# [Task to carry out]
Restate the listing below word for word, omitting any images.

Extracted records:
■ ■ ■

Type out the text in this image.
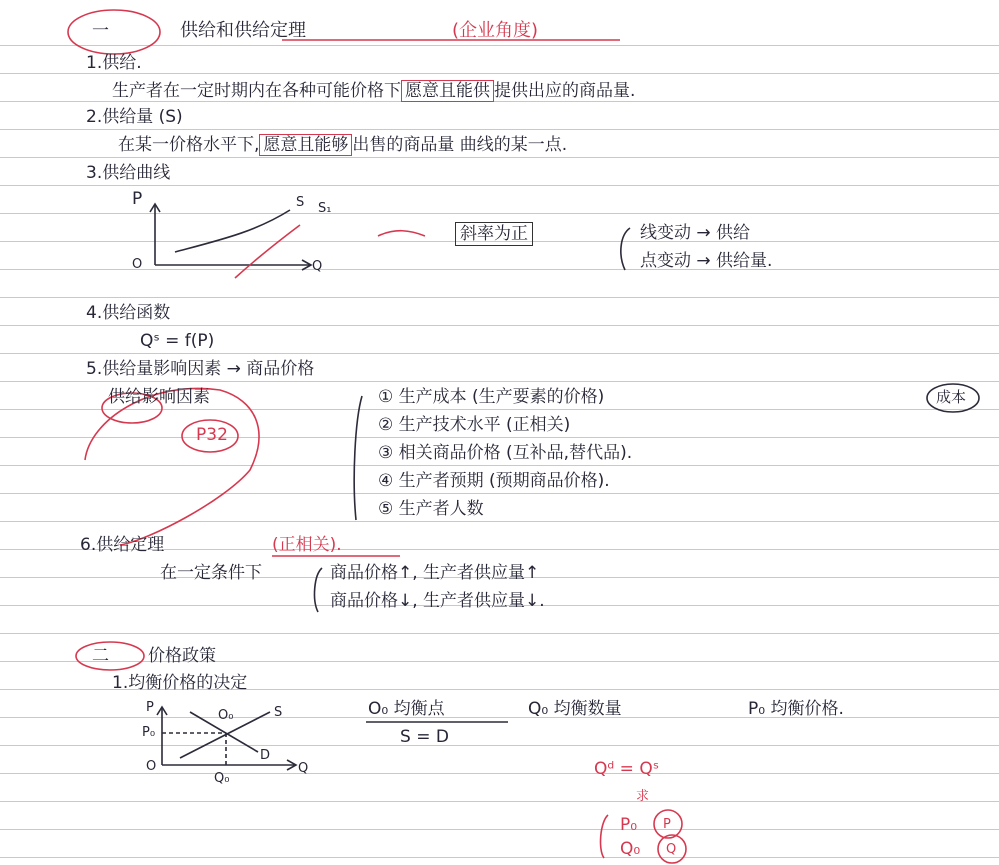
一	供给和供给定理	(企业角度)
1.供给.
生产者在一定时期内在各种可能价格下 愿意且能供 提供出应的商品量.
2.供给量 (S)
在某一价格水平下, 愿意且能够 出售的商品量 曲线的某一点.
3.供给曲线
P
O	Q
S S₁
斜率为正	线变动 → 供给
点变动 → 供给量.
4.供给函数
Qˢ = f(P)
5.供给量影响因素 → 商品价格
供给影响因素
P32
① 生产成本 (生产要素的价格)	成本
② 生产技术水平 (正相关)
③ 相关商品价格 (互补品,替代品).
④ 生产者预期 (预期商品价格).
⑤ 生产者人数
6.供给定理	(正相关).
在一定条件下	商品价格↑, 生产者供应量↑
商品价格↓, 生产者供应量↓.
二 价格政策
1.均衡价格的决定
P
P₀
O
O₀
Q₀
Q
S
D
O₀ 均衡点
S = D
Q₀ 均衡数量	P₀ 均衡价格.
Qᵈ = Qˢ
求
P₀
Q₀
P
Q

■ ■ ■

# [Finished task]
Type out the text in this image.
一	供给和供给定理	(企业角度)
1.供给.
生产者在一定时期内在各种可能价格下 愿意且能供 提供出应的商品量.
2.供给量 (S)
在某一价格水平下, 愿意且能够 出售的商品量 曲线的某一点.
3.供给曲线
P
O	Q
S S₁
斜率为正	线变动 → 供给
点变动 → 供给量.
4.供给函数
Qˢ = f(P)
5.供给量影响因素 → 商品价格
供给影响因素
P32
① 生产成本 (生产要素的价格)	成本
② 生产技术水平 (正相关)
③ 相关商品价格 (互补品,替代品).
④ 生产者预期 (预期商品价格).
⑤ 生产者人数
6.供给定理	(正相关).
在一定条件下	商品价格↑, 生产者供应量↑
商品价格↓, 生产者供应量↓.
二 价格政策
1.均衡价格的决定
P
P₀
O
O₀
Q₀
Q
S
D
O₀ 均衡点
S = D
Q₀ 均衡数量	P₀ 均衡价格.
Qᵈ = Qˢ
求
P₀
Q₀
P
Q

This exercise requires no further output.